WHAT IS REQUIRED
Quote the full listing word for word.

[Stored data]
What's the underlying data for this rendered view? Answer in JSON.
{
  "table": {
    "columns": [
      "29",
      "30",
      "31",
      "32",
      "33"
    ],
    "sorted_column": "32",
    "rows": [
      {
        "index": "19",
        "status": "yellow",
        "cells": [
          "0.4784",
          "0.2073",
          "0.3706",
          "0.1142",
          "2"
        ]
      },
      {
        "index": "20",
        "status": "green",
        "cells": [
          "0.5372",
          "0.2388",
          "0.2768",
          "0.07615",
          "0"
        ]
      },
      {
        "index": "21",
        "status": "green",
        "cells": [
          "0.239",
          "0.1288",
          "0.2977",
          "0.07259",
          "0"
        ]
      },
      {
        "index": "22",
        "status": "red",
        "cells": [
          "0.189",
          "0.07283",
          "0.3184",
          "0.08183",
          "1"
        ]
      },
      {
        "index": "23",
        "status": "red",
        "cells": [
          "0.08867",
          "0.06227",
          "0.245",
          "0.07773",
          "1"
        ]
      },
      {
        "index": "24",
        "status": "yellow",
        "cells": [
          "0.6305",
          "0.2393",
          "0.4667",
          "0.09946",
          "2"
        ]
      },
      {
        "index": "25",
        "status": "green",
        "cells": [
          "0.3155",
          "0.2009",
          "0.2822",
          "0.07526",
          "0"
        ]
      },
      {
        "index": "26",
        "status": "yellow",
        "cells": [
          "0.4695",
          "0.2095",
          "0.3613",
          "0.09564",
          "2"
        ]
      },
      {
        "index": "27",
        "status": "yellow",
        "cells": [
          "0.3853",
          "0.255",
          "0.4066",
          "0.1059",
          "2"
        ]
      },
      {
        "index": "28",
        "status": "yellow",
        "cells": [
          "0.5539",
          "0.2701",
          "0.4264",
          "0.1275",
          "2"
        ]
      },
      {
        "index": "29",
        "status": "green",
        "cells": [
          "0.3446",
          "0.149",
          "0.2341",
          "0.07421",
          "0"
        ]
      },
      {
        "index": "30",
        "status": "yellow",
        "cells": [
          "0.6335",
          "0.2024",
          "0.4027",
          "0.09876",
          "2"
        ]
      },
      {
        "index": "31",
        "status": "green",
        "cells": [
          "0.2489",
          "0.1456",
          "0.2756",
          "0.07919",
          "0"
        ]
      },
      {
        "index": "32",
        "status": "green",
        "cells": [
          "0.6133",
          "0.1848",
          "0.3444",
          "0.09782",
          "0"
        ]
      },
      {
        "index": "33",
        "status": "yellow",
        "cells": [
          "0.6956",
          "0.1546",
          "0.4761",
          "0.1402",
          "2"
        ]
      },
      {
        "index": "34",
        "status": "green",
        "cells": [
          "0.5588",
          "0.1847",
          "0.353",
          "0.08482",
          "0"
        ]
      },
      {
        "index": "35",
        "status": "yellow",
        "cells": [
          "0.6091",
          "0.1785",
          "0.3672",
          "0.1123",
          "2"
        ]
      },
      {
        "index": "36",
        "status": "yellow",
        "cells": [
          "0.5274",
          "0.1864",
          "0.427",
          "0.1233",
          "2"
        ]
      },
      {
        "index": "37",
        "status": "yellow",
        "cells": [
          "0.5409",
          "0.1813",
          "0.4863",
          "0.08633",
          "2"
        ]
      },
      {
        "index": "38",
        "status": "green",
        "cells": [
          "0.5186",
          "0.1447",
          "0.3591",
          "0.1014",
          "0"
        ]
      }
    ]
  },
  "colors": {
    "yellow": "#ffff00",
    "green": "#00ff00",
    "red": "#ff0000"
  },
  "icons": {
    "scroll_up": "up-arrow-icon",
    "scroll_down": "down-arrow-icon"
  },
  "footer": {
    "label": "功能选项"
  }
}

RESULT OF THIS TASK
What's the underlying data for this rendered view? Answer in JSON.
{
  "table": {
    "columns": [
      "29",
      "30",
      "31",
      "32",
      "33"
    ],
    "sorted_column": "32",
    "rows": [
      {
        "index": "19",
        "status": "yellow",
        "cells": [
          "0.4784",
          "0.2073",
          "0.3706",
          "0.1142",
          "2"
        ]
      },
      {
        "index": "20",
        "status": "green",
        "cells": [
          "0.5372",
          "0.2388",
          "0.2768",
          "0.07615",
          "0"
        ]
      },
      {
        "index": "21",
        "status": "green",
        "cells": [
          "0.239",
          "0.1288",
          "0.2977",
          "0.07259",
          "0"
        ]
      },
      {
        "index": "22",
        "status": "red",
        "cells": [
          "0.189",
          "0.07283",
          "0.3184",
          "0.08183",
          "1"
        ]
      },
      {
        "index": "23",
        "status": "red",
        "cells": [
          "0.08867",
          "0.06227",
          "0.245",
          "0.07773",
          "1"
        ]
      },
      {
        "index": "24",
        "status": "yellow",
        "cells": [
          "0.6305",
          "0.2393",
          "0.4667",
          "0.09946",
          "2"
        ]
      },
      {
        "index": "25",
        "status": "green",
        "cells": [
          "0.3155",
          "0.2009",
          "0.2822",
          "0.07526",
          "0"
        ]
      },
      {
        "index": "26",
        "status": "yellow",
        "cells": [
          "0.4695",
          "0.2095",
          "0.3613",
          "0.09564",
          "2"
        ]
      },
      {
        "index": "27",
        "status": "yellow",
        "cells": [
          "0.3853",
          "0.255",
          "0.4066",
          "0.1059",
          "2"
        ]
      },
      {
        "index": "28",
        "status": "yellow",
        "cells": [
          "0.5539",
          "0.2701",
          "0.4264",
          "0.1275",
          "2"
        ]
      },
      {
        "index": "29",
        "status": "green",
        "cells": [
          "0.3446",
          "0.149",
          "0.2341",
          "0.07421",
          "0"
        ]
      },
      {
        "index": "30",
        "status": "yellow",
        "cells": [
          "0.6335",
          "0.2024",
          "0.4027",
          "0.09876",
          "2"
        ]
      },
      {
        "index": "31",
        "status": "green",
        "cells": [
          "0.2489",
          "0.1456",
          "0.2756",
          "0.07919",
          "0"
        ]
      },
      {
        "index": "32",
        "status": "green",
        "cells": [
          "0.6133",
          "0.1848",
          "0.3444",
          "0.09782",
          "0"
        ]
      },
      {
        "index": "33",
        "status": "yellow",
        "cells": [
          "0.6956",
          "0.1546",
          "0.4761",
          "0.1402",
          "2"
        ]
      },
      {
        "index": "34",
        "status": "green",
        "cells": [
          "0.5588",
          "0.1847",
          "0.353",
          "0.08482",
          "0"
        ]
      },
      {
        "index": "35",
        "status": "yellow",
        "cells": [
          "0.6091",
          "0.1785",
          "0.3672",
          "0.1123",
          "2"
        ]
      },
      {
        "index": "36",
        "status": "yellow",
        "cells": [
          "0.5274",
          "0.1864",
          "0.427",
          "0.1233",
          "2"
        ]
      },
      {
        "index": "37",
        "status": "yellow",
        "cells": [
          "0.5409",
          "0.1813",
          "0.4863",
          "0.08633",
          "2"
        ]
      },
      {
        "index": "38",
        "status": "green",
        "cells": [
          "0.5186",
          "0.1447",
          "0.3591",
          "0.1014",
          "0"
        ]
      }
    ]
  },
  "colors": {
    "yellow": "#ffff00",
    "green": "#00ff00",
    "red": "#ff0000"
  },
  "icons": {
    "scroll_up": "up-arrow-icon",
    "scroll_down": "down-arrow-icon"
  },
  "footer": {
    "label": "功能选项"
  }
}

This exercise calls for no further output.